**PROBLEM DETAILS**
Quote the listing below in full and exactly as written, but omit every picture.

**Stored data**
################

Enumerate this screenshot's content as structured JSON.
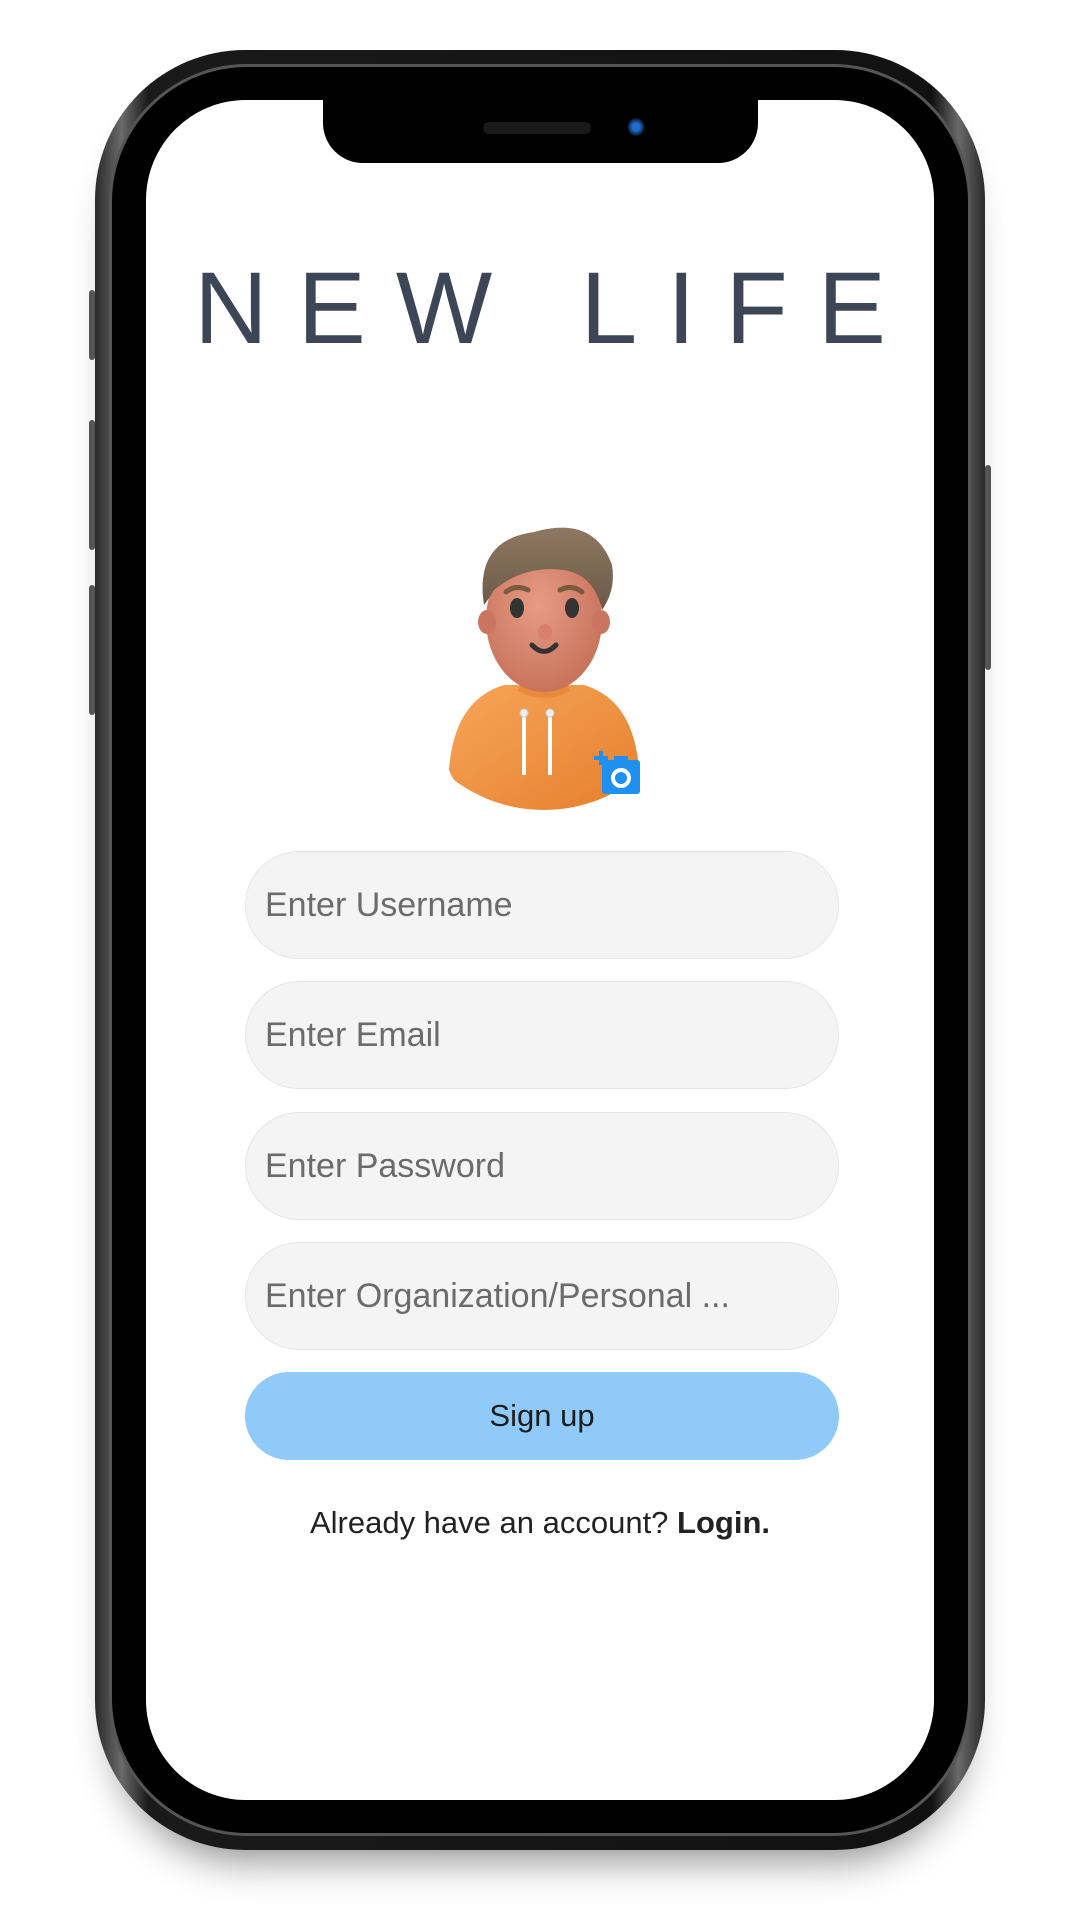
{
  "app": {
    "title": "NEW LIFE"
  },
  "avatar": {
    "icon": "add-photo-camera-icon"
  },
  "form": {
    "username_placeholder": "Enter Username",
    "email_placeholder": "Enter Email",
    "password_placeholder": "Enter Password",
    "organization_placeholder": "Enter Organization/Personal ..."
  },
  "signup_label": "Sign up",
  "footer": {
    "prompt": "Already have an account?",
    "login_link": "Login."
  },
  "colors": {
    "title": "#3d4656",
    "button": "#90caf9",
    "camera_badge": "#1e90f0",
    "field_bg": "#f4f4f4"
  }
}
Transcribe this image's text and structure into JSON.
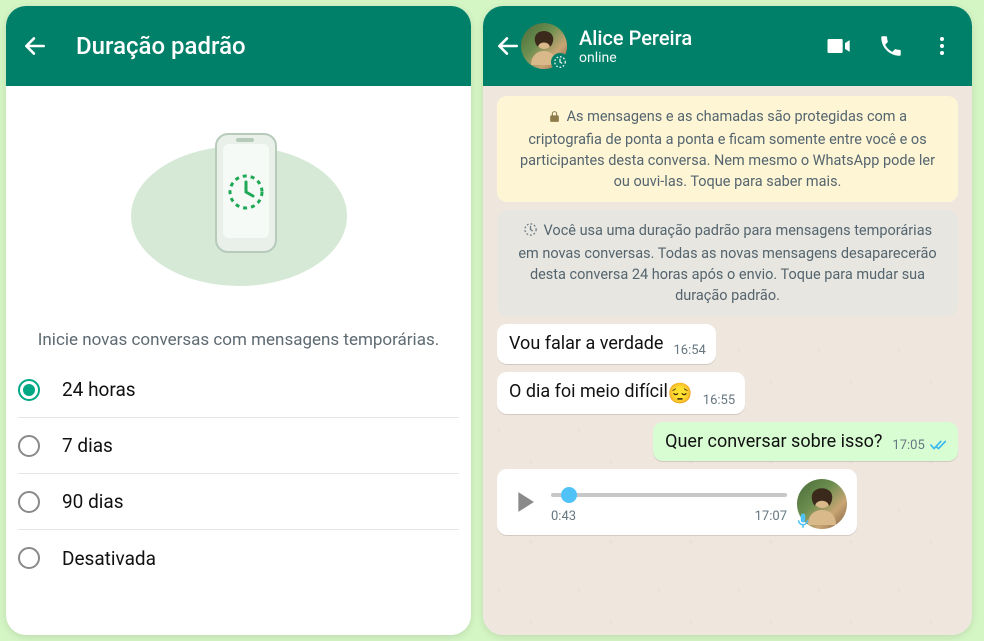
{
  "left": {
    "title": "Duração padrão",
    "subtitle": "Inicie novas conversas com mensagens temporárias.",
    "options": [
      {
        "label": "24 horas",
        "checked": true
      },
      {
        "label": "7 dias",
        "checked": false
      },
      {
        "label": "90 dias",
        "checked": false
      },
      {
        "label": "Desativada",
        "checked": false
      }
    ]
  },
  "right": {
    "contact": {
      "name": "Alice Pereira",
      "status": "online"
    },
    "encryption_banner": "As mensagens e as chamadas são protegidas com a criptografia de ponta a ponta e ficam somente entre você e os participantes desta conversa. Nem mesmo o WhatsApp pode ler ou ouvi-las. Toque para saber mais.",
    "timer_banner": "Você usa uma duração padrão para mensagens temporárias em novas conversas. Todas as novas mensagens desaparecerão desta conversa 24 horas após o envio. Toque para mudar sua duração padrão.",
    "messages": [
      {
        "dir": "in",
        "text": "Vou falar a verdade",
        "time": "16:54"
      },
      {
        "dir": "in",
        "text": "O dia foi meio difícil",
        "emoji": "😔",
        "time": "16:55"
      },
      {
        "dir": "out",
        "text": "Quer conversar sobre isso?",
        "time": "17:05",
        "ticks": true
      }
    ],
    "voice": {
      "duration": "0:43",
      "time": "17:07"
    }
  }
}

################

**EXERCISE ANSWER**
Enumerate this screenshot's content as structured JSON.
{
  "app": {
    "title": "NEW LIFE"
  },
  "avatar": {
    "icon": "add-photo-camera-icon"
  },
  "form": {
    "username_placeholder": "Enter Username",
    "email_placeholder": "Enter Email",
    "password_placeholder": "Enter Password",
    "organization_placeholder": "Enter Organization/Personal ..."
  },
  "signup_label": "Sign up",
  "footer": {
    "prompt": "Already have an account?",
    "login_link": "Login."
  },
  "colors": {
    "title": "#3d4656",
    "button": "#90caf9",
    "camera_badge": "#1e90f0",
    "field_bg": "#f4f4f4"
  }
}
Transcribe this image's text and structure into JSON.
{
  "left": {
    "title": "Duração padrão",
    "subtitle": "Inicie novas conversas com mensagens temporárias.",
    "options": [
      {
        "label": "24 horas",
        "checked": true
      },
      {
        "label": "7 dias",
        "checked": false
      },
      {
        "label": "90 dias",
        "checked": false
      },
      {
        "label": "Desativada",
        "checked": false
      }
    ]
  },
  "right": {
    "contact": {
      "name": "Alice Pereira",
      "status": "online"
    },
    "encryption_banner": "As mensagens e as chamadas são protegidas com a criptografia de ponta a ponta e ficam somente entre você e os participantes desta conversa. Nem mesmo o WhatsApp pode ler ou ouvi-las. Toque para saber mais.",
    "timer_banner": "Você usa uma duração padrão para mensagens temporárias em novas conversas. Todas as novas mensagens desaparecerão desta conversa 24 horas após o envio. Toque para mudar sua duração padrão.",
    "messages": [
      {
        "dir": "in",
        "text": "Vou falar a verdade",
        "time": "16:54"
      },
      {
        "dir": "in",
        "text": "O dia foi meio difícil",
        "emoji": "😔",
        "time": "16:55"
      },
      {
        "dir": "out",
        "text": "Quer conversar sobre isso?",
        "time": "17:05",
        "ticks": true
      }
    ],
    "voice": {
      "duration": "0:43",
      "time": "17:07"
    }
  }
}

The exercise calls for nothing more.